## Problem:
Look through the data below and report how many lines include "应符合规定". Only the number should be given.

## Data:
** BEGIN **
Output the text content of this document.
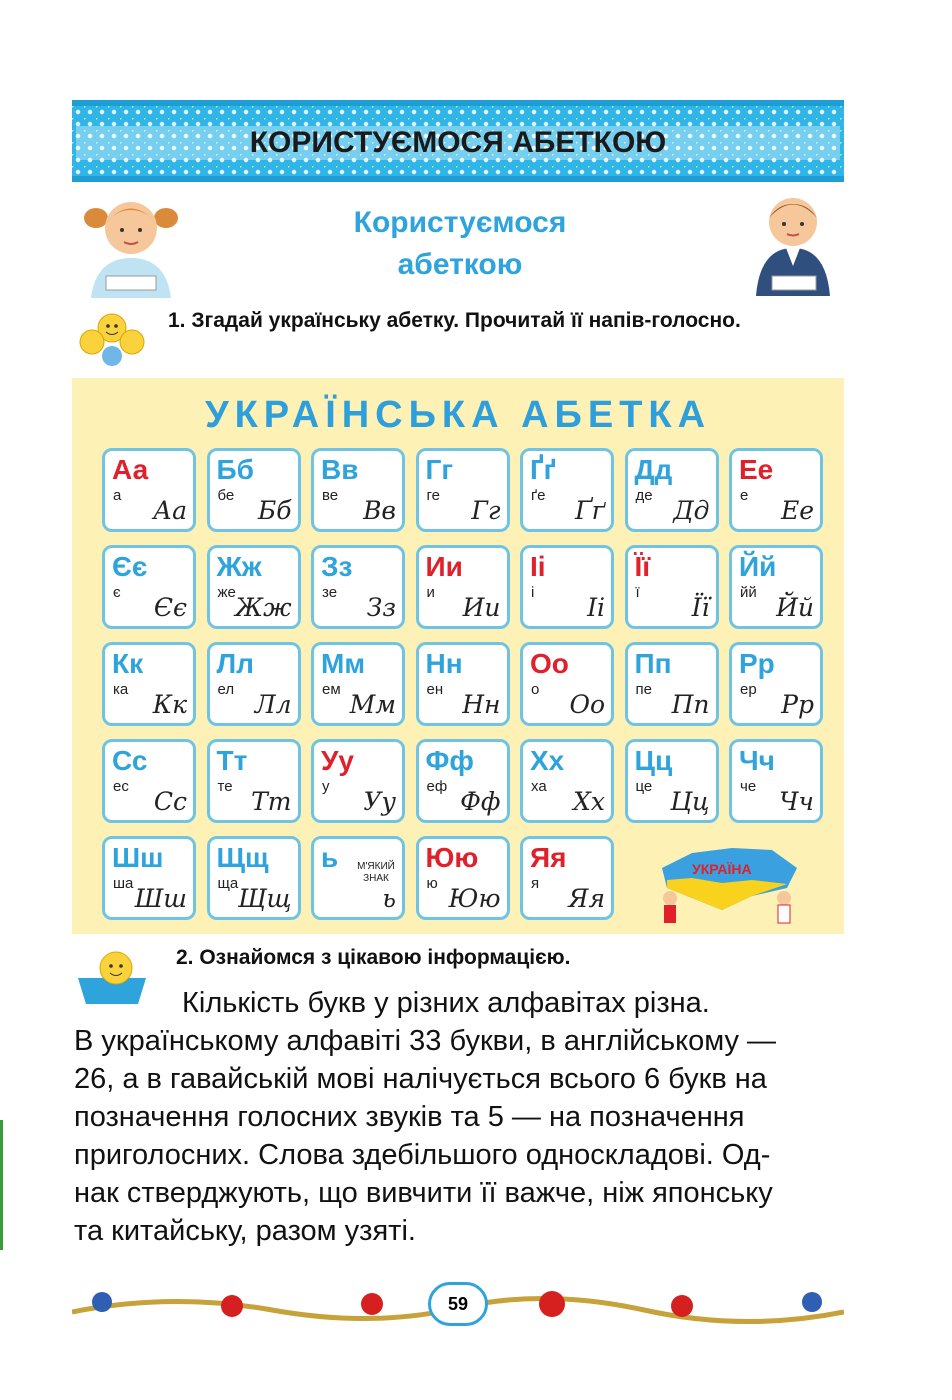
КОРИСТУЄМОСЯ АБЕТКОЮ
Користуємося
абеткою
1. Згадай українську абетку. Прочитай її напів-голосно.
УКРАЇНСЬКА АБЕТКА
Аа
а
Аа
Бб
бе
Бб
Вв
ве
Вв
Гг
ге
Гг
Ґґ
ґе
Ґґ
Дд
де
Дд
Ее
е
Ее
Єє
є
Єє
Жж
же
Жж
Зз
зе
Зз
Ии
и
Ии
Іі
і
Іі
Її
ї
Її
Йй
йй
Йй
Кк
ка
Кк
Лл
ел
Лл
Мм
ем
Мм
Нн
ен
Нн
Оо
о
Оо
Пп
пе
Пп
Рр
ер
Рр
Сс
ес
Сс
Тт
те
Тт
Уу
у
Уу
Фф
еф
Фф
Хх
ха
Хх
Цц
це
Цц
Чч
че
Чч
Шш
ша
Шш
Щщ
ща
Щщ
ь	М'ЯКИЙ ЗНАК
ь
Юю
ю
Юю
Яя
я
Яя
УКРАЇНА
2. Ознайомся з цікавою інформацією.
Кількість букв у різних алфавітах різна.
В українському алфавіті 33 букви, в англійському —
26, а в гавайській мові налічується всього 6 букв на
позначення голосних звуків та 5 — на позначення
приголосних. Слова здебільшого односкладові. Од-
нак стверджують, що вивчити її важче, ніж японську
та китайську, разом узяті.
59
** END **
** BEGIN **
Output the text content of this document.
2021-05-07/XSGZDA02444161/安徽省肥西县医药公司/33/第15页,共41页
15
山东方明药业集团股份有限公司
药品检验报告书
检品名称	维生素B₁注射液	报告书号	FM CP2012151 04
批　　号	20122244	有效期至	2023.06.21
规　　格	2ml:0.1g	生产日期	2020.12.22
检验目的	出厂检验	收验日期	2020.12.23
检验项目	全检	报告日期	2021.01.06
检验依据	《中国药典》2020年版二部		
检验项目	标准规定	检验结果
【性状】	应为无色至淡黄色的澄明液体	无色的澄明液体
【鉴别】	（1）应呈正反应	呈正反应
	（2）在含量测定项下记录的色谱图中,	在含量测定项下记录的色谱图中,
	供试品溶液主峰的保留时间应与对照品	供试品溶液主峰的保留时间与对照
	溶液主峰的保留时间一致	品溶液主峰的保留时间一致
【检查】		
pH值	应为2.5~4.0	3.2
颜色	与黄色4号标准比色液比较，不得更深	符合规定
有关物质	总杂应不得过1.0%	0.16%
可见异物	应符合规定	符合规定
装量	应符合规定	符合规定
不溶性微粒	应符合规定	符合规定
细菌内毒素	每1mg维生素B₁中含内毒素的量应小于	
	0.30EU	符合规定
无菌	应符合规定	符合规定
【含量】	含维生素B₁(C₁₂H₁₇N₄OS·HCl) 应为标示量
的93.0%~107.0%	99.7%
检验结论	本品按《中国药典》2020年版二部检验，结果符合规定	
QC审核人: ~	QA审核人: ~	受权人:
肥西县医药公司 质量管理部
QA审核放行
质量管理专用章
** END **
## Exercise solution:
4